WHAT IS NEEDED: All of the material below is to be retyped exactly.

(Items from a dataset)

START

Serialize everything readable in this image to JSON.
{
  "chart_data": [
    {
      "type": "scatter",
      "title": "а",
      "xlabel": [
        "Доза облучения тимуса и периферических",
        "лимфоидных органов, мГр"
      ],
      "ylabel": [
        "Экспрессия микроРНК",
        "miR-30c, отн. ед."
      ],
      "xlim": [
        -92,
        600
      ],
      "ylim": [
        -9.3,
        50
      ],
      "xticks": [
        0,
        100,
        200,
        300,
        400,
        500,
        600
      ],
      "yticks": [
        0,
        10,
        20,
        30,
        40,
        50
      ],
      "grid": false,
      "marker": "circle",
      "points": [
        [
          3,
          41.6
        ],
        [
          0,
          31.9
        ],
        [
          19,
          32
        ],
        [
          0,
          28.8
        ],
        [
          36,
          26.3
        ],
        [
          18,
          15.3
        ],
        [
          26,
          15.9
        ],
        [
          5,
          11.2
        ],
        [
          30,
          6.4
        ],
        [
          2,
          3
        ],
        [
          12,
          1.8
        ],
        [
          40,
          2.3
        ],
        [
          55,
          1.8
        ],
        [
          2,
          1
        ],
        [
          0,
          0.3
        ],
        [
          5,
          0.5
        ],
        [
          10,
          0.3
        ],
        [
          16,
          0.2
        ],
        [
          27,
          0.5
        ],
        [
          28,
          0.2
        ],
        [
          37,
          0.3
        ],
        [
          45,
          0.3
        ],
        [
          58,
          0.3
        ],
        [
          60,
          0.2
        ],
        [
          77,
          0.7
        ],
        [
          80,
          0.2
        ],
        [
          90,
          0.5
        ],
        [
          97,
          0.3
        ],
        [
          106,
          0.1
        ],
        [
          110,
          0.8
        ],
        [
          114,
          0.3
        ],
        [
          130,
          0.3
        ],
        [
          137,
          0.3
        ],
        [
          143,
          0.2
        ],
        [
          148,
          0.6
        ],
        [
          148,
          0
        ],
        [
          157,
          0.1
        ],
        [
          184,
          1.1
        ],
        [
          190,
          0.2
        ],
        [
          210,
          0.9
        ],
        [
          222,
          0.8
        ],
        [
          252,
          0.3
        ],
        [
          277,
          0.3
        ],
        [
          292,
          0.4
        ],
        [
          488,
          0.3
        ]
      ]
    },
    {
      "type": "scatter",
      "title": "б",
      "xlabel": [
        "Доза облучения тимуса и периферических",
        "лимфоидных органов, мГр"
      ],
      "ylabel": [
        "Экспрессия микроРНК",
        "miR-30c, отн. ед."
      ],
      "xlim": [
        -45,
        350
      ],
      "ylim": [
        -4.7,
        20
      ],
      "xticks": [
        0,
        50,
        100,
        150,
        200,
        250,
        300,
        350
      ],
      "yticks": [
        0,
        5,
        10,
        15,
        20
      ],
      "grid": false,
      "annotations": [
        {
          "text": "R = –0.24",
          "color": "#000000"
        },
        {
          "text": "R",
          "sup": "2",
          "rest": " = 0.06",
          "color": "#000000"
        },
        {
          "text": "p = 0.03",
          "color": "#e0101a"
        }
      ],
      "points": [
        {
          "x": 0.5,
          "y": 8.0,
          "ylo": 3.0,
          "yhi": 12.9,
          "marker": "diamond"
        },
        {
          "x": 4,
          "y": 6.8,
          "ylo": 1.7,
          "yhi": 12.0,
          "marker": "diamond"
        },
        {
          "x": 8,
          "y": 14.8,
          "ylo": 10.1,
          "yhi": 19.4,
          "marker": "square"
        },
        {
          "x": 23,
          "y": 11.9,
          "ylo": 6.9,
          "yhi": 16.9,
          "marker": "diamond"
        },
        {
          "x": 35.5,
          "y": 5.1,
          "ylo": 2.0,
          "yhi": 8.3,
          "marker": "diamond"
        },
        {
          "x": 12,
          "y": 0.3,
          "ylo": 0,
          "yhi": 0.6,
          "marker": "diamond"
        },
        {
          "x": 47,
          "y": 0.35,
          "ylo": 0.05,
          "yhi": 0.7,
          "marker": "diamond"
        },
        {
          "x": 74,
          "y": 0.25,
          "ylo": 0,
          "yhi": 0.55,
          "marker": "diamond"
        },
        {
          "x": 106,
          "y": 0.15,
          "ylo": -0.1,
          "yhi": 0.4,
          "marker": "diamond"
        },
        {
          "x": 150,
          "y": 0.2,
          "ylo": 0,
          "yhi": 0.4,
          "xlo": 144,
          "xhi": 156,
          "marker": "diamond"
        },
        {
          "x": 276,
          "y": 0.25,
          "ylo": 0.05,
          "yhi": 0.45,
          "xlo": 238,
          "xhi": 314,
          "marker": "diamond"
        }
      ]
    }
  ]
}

END

RESULT BELOW:
Serialize everything readable in this image to JSON.
{
  "chart_data": [
    {
      "type": "scatter",
      "title": "а",
      "xlabel": [
        "Доза облучения тимуса и периферических",
        "лимфоидных органов, мГр"
      ],
      "ylabel": [
        "Экспрессия микроРНК",
        "miR-30c, отн. ед."
      ],
      "xlim": [
        -92,
        600
      ],
      "ylim": [
        -9.3,
        50
      ],
      "xticks": [
        0,
        100,
        200,
        300,
        400,
        500,
        600
      ],
      "yticks": [
        0,
        10,
        20,
        30,
        40,
        50
      ],
      "grid": false,
      "marker": "circle",
      "points": [
        [
          3,
          41.6
        ],
        [
          0,
          31.9
        ],
        [
          19,
          32
        ],
        [
          0,
          28.8
        ],
        [
          36,
          26.3
        ],
        [
          18,
          15.3
        ],
        [
          26,
          15.9
        ],
        [
          5,
          11.2
        ],
        [
          30,
          6.4
        ],
        [
          2,
          3
        ],
        [
          12,
          1.8
        ],
        [
          40,
          2.3
        ],
        [
          55,
          1.8
        ],
        [
          2,
          1
        ],
        [
          0,
          0.3
        ],
        [
          5,
          0.5
        ],
        [
          10,
          0.3
        ],
        [
          16,
          0.2
        ],
        [
          27,
          0.5
        ],
        [
          28,
          0.2
        ],
        [
          37,
          0.3
        ],
        [
          45,
          0.3
        ],
        [
          58,
          0.3
        ],
        [
          60,
          0.2
        ],
        [
          77,
          0.7
        ],
        [
          80,
          0.2
        ],
        [
          90,
          0.5
        ],
        [
          97,
          0.3
        ],
        [
          106,
          0.1
        ],
        [
          110,
          0.8
        ],
        [
          114,
          0.3
        ],
        [
          130,
          0.3
        ],
        [
          137,
          0.3
        ],
        [
          143,
          0.2
        ],
        [
          148,
          0.6
        ],
        [
          148,
          0
        ],
        [
          157,
          0.1
        ],
        [
          184,
          1.1
        ],
        [
          190,
          0.2
        ],
        [
          210,
          0.9
        ],
        [
          222,
          0.8
        ],
        [
          252,
          0.3
        ],
        [
          277,
          0.3
        ],
        [
          292,
          0.4
        ],
        [
          488,
          0.3
        ]
      ]
    },
    {
      "type": "scatter",
      "title": "б",
      "xlabel": [
        "Доза облучения тимуса и периферических",
        "лимфоидных органов, мГр"
      ],
      "ylabel": [
        "Экспрессия микроРНК",
        "miR-30c, отн. ед."
      ],
      "xlim": [
        -45,
        350
      ],
      "ylim": [
        -4.7,
        20
      ],
      "xticks": [
        0,
        50,
        100,
        150,
        200,
        250,
        300,
        350
      ],
      "yticks": [
        0,
        5,
        10,
        15,
        20
      ],
      "grid": false,
      "annotations": [
        {
          "text": "R = –0.24",
          "color": "#000000"
        },
        {
          "text": "R",
          "sup": "2",
          "rest": " = 0.06",
          "color": "#000000"
        },
        {
          "text": "p = 0.03",
          "color": "#e0101a"
        }
      ],
      "points": [
        {
          "x": 0.5,
          "y": 8.0,
          "ylo": 3.0,
          "yhi": 12.9,
          "marker": "diamond"
        },
        {
          "x": 4,
          "y": 6.8,
          "ylo": 1.7,
          "yhi": 12.0,
          "marker": "diamond"
        },
        {
          "x": 8,
          "y": 14.8,
          "ylo": 10.1,
          "yhi": 19.4,
          "marker": "square"
        },
        {
          "x": 23,
          "y": 11.9,
          "ylo": 6.9,
          "yhi": 16.9,
          "marker": "diamond"
        },
        {
          "x": 35.5,
          "y": 5.1,
          "ylo": 2.0,
          "yhi": 8.3,
          "marker": "diamond"
        },
        {
          "x": 12,
          "y": 0.3,
          "ylo": 0,
          "yhi": 0.6,
          "marker": "diamond"
        },
        {
          "x": 47,
          "y": 0.35,
          "ylo": 0.05,
          "yhi": 0.7,
          "marker": "diamond"
        },
        {
          "x": 74,
          "y": 0.25,
          "ylo": 0,
          "yhi": 0.55,
          "marker": "diamond"
        },
        {
          "x": 106,
          "y": 0.15,
          "ylo": -0.1,
          "yhi": 0.4,
          "marker": "diamond"
        },
        {
          "x": 150,
          "y": 0.2,
          "ylo": 0,
          "yhi": 0.4,
          "xlo": 144,
          "xhi": 156,
          "marker": "diamond"
        },
        {
          "x": 276,
          "y": 0.25,
          "ylo": 0.05,
          "yhi": 0.45,
          "xlo": 238,
          "xhi": 314,
          "marker": "diamond"
        }
      ]
    }
  ]
}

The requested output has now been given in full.